- **Goal of the exercise**
Keep only those lines of the records that include the string "prélèvement".

- **Material for this task**
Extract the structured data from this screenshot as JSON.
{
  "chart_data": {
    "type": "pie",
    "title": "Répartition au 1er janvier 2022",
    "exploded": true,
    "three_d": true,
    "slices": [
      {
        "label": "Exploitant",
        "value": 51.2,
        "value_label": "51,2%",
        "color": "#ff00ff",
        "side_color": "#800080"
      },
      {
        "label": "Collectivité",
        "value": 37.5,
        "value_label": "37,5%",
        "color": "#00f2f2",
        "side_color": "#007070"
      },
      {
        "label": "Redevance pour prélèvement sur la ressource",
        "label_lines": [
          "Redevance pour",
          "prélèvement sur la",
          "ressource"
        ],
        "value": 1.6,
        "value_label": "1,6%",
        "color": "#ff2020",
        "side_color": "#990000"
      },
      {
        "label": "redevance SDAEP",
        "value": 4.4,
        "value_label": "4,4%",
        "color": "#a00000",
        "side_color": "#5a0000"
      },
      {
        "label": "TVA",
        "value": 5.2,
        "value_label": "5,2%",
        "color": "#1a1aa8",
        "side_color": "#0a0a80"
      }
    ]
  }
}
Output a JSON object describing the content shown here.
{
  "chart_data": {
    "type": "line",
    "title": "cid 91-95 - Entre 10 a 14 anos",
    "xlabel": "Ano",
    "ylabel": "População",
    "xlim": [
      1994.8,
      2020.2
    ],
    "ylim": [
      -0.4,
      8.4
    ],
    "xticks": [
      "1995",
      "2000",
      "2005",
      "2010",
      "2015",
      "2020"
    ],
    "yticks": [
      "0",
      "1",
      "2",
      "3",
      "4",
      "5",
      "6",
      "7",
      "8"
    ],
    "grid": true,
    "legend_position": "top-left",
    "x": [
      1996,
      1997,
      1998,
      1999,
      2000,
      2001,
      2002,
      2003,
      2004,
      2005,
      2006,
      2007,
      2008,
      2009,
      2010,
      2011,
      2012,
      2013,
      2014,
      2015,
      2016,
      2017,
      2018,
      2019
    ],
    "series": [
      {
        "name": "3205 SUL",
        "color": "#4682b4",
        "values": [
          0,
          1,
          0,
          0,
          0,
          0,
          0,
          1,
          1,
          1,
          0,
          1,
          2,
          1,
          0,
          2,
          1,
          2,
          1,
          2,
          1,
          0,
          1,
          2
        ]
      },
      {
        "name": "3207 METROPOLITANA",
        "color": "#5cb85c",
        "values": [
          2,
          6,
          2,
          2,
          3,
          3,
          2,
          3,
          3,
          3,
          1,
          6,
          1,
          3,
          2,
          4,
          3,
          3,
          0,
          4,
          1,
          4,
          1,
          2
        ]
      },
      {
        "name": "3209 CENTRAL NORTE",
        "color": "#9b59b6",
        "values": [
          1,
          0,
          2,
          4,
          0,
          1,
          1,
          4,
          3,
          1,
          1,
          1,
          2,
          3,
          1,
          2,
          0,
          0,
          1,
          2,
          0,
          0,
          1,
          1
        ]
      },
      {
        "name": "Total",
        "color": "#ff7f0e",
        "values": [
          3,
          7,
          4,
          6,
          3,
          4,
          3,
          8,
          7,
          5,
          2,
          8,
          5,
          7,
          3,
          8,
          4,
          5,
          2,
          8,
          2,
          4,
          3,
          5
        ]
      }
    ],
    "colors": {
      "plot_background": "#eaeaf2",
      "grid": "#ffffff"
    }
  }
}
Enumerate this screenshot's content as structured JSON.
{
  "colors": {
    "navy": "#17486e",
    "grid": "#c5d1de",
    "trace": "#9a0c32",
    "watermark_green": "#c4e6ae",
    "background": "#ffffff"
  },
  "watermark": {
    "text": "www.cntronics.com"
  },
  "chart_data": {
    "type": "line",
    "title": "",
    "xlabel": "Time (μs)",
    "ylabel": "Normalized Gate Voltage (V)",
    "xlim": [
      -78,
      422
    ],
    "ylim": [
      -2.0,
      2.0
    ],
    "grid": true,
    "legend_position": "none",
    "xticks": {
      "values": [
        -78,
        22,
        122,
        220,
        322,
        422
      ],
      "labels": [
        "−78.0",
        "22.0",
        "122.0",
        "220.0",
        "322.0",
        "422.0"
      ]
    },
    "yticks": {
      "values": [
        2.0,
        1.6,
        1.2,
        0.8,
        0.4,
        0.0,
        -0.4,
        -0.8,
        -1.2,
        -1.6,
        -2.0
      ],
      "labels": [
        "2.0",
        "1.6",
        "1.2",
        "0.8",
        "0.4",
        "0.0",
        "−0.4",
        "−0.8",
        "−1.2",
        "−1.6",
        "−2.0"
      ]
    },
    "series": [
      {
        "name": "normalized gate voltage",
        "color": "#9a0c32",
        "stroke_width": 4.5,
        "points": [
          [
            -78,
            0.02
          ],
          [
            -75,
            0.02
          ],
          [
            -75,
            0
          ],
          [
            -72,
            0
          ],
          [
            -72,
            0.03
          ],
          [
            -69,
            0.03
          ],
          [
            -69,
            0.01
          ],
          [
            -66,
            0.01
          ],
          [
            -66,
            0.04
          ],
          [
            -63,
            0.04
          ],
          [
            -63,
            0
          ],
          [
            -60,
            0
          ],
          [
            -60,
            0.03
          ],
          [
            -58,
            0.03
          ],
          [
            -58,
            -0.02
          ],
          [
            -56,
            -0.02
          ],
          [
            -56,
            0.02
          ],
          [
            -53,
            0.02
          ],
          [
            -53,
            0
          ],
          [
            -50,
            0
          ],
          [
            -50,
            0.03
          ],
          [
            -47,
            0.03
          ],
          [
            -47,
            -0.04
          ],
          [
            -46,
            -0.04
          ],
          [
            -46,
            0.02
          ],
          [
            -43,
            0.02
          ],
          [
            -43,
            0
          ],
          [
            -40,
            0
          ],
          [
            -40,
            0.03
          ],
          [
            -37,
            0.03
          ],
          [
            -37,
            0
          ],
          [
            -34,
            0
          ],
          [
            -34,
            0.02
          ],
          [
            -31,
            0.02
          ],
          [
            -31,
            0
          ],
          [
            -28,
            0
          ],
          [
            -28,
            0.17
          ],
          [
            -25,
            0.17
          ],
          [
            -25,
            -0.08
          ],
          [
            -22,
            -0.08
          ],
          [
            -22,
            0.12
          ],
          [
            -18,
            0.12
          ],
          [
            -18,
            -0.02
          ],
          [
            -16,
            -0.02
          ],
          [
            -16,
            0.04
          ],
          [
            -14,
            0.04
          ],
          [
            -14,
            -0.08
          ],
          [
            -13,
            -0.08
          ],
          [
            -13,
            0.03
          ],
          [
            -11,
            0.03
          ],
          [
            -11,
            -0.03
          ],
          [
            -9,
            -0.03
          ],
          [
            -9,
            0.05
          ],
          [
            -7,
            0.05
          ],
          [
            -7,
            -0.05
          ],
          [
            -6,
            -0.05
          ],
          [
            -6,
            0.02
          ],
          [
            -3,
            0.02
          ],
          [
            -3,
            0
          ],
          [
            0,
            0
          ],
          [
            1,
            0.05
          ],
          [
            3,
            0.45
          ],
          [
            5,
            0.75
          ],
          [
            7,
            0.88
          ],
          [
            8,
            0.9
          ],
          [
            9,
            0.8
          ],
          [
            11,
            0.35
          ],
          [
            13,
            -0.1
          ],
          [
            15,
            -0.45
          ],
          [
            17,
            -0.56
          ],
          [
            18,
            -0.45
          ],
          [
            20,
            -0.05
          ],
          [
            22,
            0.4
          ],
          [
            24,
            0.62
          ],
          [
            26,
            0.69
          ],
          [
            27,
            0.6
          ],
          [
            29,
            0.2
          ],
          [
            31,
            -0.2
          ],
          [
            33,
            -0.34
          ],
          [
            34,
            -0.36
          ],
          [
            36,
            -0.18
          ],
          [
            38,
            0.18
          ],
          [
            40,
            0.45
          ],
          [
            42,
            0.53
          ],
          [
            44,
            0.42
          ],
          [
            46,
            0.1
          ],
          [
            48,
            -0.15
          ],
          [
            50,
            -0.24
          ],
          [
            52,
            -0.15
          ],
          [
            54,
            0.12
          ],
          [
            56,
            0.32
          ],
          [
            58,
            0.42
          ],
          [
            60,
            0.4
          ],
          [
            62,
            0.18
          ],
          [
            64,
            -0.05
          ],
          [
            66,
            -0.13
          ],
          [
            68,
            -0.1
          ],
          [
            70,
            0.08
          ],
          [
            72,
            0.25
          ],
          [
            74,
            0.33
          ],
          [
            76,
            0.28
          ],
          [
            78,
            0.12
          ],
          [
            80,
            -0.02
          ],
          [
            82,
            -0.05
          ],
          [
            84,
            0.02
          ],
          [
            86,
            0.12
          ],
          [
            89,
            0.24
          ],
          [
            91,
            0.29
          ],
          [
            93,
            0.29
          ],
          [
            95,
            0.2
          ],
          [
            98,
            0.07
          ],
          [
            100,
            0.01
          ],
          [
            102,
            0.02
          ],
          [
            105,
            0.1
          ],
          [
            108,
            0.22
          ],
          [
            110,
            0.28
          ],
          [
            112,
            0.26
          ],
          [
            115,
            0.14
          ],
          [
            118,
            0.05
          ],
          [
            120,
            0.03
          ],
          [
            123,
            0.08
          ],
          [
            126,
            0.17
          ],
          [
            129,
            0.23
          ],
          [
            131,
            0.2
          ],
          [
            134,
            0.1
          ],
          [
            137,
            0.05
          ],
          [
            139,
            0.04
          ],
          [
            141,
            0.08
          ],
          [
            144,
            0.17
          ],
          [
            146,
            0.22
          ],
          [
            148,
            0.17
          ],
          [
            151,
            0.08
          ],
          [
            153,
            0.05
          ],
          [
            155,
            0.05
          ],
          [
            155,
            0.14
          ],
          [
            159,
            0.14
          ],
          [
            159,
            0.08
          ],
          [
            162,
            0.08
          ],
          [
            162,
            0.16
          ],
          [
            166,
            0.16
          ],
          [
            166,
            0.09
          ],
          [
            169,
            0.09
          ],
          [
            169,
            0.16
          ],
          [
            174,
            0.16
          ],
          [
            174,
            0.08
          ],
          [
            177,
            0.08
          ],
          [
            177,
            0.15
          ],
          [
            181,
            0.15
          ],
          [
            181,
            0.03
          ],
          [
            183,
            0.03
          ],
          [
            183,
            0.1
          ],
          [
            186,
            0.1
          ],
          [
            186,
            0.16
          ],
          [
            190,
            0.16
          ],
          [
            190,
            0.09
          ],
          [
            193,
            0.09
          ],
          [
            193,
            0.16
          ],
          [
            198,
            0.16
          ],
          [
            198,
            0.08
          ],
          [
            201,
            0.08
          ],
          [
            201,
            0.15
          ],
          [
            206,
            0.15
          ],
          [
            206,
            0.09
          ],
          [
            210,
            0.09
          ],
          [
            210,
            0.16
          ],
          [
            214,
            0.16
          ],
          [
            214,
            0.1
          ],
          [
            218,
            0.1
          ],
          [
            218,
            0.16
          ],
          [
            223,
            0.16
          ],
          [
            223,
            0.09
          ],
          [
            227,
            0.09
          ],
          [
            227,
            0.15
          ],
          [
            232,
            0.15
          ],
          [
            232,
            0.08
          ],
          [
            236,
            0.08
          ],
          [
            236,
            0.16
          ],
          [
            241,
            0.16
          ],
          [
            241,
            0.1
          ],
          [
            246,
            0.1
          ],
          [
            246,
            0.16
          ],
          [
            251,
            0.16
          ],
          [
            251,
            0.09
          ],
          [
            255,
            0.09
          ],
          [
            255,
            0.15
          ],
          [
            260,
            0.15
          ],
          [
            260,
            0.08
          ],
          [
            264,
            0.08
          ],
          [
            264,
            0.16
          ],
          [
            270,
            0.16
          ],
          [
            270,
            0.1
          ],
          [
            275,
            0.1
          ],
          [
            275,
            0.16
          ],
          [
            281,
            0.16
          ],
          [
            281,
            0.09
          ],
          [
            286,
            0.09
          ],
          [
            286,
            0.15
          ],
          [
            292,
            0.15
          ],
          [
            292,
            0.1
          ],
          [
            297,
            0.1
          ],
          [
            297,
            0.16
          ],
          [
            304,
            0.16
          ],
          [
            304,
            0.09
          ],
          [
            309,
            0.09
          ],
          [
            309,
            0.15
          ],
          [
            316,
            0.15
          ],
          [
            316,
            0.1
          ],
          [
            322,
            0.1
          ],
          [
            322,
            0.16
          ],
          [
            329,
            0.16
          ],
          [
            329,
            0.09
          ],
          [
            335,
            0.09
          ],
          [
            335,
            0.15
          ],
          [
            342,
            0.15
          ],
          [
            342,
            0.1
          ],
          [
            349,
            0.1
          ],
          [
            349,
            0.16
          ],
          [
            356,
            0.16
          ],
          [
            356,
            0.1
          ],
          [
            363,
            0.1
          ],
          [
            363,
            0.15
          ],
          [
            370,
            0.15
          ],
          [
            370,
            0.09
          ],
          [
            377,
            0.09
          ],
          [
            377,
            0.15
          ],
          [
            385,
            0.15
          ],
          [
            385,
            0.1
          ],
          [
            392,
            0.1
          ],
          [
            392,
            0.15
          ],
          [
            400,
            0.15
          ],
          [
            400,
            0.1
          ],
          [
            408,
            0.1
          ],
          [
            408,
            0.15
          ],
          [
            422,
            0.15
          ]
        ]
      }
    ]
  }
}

- **Correct response**
        "label": "Redevance pour prélèvement sur la ressource",
          "prélèvement sur la",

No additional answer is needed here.